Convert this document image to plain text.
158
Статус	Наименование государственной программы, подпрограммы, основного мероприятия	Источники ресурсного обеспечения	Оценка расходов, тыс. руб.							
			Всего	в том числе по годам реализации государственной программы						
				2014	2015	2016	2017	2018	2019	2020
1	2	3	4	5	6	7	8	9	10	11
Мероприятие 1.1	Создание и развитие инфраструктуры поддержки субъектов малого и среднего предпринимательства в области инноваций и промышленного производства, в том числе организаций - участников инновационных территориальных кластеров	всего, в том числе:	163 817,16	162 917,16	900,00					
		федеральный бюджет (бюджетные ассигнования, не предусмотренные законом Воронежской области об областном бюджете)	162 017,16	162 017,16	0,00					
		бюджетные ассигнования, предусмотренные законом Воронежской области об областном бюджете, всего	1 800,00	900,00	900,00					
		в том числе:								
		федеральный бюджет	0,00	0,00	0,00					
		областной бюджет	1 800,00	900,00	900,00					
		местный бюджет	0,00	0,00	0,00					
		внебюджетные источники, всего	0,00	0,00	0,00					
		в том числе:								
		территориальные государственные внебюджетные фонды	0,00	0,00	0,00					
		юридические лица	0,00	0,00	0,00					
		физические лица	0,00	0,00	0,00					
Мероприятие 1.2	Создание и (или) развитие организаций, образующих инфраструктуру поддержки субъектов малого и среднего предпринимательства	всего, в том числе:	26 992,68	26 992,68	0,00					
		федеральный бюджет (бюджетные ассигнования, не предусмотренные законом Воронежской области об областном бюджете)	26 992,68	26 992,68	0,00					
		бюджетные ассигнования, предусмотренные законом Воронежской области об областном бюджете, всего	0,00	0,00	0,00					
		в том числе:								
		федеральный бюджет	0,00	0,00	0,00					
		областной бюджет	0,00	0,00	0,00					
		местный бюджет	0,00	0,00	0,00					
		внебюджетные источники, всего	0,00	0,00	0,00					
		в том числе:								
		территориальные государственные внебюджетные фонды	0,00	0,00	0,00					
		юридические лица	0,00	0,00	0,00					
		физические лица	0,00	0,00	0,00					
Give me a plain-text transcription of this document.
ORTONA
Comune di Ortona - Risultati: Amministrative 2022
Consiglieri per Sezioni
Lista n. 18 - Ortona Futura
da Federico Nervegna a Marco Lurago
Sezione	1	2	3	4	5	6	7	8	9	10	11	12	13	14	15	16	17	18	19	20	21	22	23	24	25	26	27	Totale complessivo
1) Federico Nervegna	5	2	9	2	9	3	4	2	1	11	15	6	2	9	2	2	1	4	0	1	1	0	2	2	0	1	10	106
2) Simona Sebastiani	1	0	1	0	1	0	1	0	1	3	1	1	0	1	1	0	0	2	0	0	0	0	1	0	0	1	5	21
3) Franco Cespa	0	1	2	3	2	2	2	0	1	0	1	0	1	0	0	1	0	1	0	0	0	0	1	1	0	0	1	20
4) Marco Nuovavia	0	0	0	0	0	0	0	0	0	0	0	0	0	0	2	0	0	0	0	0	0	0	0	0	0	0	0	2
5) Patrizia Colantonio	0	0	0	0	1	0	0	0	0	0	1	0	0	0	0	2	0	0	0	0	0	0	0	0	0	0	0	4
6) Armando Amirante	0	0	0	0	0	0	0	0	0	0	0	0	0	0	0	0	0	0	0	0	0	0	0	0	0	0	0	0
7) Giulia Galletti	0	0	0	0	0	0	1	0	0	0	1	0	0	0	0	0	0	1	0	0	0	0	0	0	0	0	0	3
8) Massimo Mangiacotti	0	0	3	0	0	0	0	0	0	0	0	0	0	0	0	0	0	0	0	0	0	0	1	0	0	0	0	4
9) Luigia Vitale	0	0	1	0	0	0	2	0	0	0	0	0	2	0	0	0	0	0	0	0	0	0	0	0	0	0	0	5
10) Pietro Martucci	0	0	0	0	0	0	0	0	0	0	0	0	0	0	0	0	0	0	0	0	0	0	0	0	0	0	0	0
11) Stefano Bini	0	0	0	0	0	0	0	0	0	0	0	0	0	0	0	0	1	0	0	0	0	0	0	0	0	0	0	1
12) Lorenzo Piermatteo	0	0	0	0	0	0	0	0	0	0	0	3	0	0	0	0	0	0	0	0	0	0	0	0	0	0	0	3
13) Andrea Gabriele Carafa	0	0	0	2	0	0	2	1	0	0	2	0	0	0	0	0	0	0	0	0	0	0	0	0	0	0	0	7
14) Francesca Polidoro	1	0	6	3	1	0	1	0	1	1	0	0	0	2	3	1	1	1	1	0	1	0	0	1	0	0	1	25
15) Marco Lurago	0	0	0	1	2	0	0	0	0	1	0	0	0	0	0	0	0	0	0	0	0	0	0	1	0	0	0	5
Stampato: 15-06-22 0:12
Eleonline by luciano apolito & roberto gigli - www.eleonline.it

☆ ☆ ☆ ☆ ☆ ☆ ☆

• _AIM_
Quote exactly and only the lines from the one holding "Give me a plain-text" through the end of the data.

• _ANSWER FOR THIS EXERCISE_
Give me a plain-text transcription of this document.
ORTONA
Comune di Ortona - Risultati: Amministrative 2022
Consiglieri per Sezioni
Lista n. 18 - Ortona Futura
da Federico Nervegna a Marco Lurago
Sezione	1	2	3	4	5	6	7	8	9	10	11	12	13	14	15	16	17	18	19	20	21	22	23	24	25	26	27	Totale complessivo
1) Federico Nervegna	5	2	9	2	9	3	4	2	1	11	15	6	2	9	2	2	1	4	0	1	1	0	2	2	0	1	10	106
2) Simona Sebastiani	1	0	1	0	1	0	1	0	1	3	1	1	0	1	1	0	0	2	0	0	0	0	1	0	0	1	5	21
3) Franco Cespa	0	1	2	3	2	2	2	0	1	0	1	0	1	0	0	1	0	1	0	0	0	0	1	1	0	0	1	20
4) Marco Nuovavia	0	0	0	0	0	0	0	0	0	0	0	0	0	0	2	0	0	0	0	0	0	0	0	0	0	0	0	2
5) Patrizia Colantonio	0	0	0	0	1	0	0	0	0	0	1	0	0	0	0	2	0	0	0	0	0	0	0	0	0	0	0	4
6) Armando Amirante	0	0	0	0	0	0	0	0	0	0	0	0	0	0	0	0	0	0	0	0	0	0	0	0	0	0	0	0
7) Giulia Galletti	0	0	0	0	0	0	1	0	0	0	1	0	0	0	0	0	0	1	0	0	0	0	0	0	0	0	0	3
8) Massimo Mangiacotti	0	0	3	0	0	0	0	0	0	0	0	0	0	0	0	0	0	0	0	0	0	0	1	0	0	0	0	4
9) Luigia Vitale	0	0	1	0	0	0	2	0	0	0	0	0	2	0	0	0	0	0	0	0	0	0	0	0	0	0	0	5
10) Pietro Martucci	0	0	0	0	0	0	0	0	0	0	0	0	0	0	0	0	0	0	0	0	0	0	0	0	0	0	0	0
11) Stefano Bini	0	0	0	0	0	0	0	0	0	0	0	0	0	0	0	0	1	0	0	0	0	0	0	0	0	0	0	1
12) Lorenzo Piermatteo	0	0	0	0	0	0	0	0	0	0	0	3	0	0	0	0	0	0	0	0	0	0	0	0	0	0	0	3
13) Andrea Gabriele Carafa	0	0	0	2	0	0	2	1	0	0	2	0	0	0	0	0	0	0	0	0	0	0	0	0	0	0	0	7
14) Francesca Polidoro	1	0	6	3	1	0	1	0	1	1	0	0	0	2	3	1	1	1	1	0	1	0	0	1	0	0	1	25
15) Marco Lurago	0	0	0	1	2	0	0	0	0	1	0	0	0	0	0	0	0	0	0	0	0	0	0	1	0	0	0	5
Stampato: 15-06-22 0:12
Eleonline by luciano apolito & roberto gigli - www.eleonline.it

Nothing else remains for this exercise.